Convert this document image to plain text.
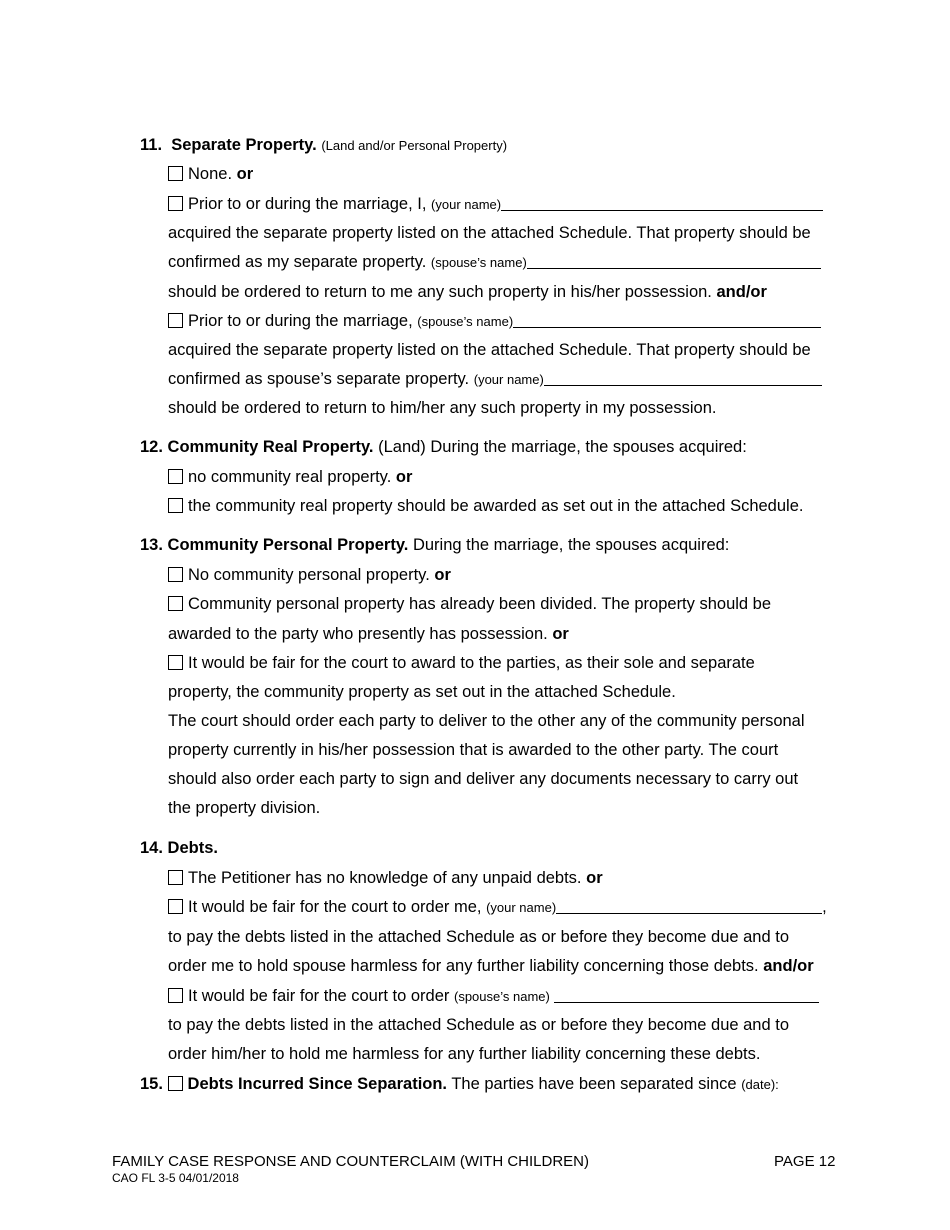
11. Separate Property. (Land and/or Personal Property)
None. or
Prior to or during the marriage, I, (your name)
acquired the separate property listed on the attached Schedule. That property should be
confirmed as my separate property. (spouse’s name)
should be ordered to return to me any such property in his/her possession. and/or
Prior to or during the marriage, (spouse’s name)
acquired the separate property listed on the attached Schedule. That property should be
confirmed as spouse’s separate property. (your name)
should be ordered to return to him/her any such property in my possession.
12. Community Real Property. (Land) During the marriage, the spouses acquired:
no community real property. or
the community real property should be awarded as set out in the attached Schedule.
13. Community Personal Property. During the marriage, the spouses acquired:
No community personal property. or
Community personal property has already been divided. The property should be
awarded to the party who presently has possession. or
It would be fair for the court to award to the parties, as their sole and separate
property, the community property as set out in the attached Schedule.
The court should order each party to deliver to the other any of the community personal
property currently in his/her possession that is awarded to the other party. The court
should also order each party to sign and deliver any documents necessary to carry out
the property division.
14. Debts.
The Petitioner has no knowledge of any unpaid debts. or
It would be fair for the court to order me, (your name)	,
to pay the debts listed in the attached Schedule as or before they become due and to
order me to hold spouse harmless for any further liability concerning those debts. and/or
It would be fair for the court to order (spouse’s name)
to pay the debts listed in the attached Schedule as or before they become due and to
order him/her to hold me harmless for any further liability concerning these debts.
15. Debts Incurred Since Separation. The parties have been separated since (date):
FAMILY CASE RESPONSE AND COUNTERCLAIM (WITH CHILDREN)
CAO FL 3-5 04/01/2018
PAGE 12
===============
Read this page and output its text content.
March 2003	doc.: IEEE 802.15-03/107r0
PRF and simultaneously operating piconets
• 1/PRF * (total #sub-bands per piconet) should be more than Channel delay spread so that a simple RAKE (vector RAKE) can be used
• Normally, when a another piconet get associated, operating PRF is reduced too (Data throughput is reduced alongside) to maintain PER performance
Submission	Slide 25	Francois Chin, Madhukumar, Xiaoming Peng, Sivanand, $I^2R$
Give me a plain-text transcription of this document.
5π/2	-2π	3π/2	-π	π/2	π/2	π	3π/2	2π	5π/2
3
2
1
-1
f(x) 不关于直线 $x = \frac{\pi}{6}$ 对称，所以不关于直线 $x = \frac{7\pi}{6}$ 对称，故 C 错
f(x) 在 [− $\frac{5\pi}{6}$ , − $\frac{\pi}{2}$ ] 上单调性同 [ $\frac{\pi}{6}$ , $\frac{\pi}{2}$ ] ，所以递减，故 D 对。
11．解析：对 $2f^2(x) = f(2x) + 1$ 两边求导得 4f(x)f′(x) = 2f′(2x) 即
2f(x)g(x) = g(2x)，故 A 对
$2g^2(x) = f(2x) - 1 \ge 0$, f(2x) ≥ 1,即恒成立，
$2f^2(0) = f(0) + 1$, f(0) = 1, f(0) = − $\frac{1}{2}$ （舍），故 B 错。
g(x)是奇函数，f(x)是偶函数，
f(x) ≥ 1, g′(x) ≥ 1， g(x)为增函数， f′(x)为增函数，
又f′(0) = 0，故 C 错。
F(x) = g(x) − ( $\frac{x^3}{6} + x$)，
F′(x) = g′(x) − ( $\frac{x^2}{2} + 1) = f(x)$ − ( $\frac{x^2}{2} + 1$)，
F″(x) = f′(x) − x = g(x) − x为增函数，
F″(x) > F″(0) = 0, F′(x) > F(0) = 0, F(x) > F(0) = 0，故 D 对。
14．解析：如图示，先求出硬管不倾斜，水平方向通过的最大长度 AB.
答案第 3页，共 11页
===============
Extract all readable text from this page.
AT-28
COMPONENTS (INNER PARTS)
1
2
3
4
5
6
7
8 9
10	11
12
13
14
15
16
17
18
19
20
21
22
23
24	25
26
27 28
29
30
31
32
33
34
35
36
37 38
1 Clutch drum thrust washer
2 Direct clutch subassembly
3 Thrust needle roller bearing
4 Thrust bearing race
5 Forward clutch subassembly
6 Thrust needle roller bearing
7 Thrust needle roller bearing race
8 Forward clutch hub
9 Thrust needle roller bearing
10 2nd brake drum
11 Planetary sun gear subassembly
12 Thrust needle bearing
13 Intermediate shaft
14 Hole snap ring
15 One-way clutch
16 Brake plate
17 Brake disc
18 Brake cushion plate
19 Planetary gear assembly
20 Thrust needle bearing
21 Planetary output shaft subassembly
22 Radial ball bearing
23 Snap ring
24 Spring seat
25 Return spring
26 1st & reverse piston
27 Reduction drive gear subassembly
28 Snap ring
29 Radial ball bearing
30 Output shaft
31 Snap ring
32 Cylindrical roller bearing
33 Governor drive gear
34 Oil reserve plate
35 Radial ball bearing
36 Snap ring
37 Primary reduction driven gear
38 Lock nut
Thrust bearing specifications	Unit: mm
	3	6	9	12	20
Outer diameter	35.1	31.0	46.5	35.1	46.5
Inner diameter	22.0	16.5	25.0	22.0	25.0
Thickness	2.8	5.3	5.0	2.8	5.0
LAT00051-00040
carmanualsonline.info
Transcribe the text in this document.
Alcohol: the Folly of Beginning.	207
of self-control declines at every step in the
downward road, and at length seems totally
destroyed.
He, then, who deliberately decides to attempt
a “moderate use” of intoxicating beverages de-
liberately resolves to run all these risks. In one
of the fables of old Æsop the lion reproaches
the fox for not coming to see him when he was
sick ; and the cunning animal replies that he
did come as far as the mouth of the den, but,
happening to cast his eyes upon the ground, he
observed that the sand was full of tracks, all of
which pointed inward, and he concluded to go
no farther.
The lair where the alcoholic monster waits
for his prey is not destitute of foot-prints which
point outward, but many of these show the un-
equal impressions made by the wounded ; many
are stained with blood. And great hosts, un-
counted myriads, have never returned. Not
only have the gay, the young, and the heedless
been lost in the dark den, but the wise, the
===============
• Written exercise:
From the entries above, extract each line containing "drum".

• Correct result:
1 Clutch drum thrust washer
10 2nd brake drum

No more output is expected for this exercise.